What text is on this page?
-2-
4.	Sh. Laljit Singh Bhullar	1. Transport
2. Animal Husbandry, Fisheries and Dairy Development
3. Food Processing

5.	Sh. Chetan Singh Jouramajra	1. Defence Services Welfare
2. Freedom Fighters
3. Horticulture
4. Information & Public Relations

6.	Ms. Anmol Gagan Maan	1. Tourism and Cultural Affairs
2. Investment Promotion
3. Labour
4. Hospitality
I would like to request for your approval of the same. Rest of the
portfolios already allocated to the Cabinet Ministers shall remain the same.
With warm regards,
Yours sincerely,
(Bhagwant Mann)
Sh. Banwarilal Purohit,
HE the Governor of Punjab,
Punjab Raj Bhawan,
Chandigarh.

* * * * *

→ What to produce
Go through the material above line by line and copy it exactly.

→ Finished task
What text is on this page?
-2-
4.	Sh. Laljit Singh Bhullar	1. Transport
2. Animal Husbandry, Fisheries and Dairy Development
3. Food Processing

5.	Sh. Chetan Singh Jouramajra	1. Defence Services Welfare
2. Freedom Fighters
3. Horticulture
4. Information & Public Relations

6.	Ms. Anmol Gagan Maan	1. Tourism and Cultural Affairs
2. Investment Promotion
3. Labour
4. Hospitality
I would like to request for your approval of the same. Rest of the
portfolios already allocated to the Cabinet Ministers shall remain the same.
With warm regards,
Yours sincerely,
(Bhagwant Mann)
Sh. Banwarilal Purohit,
HE the Governor of Punjab,
Punjab Raj Bhawan,
Chandigarh.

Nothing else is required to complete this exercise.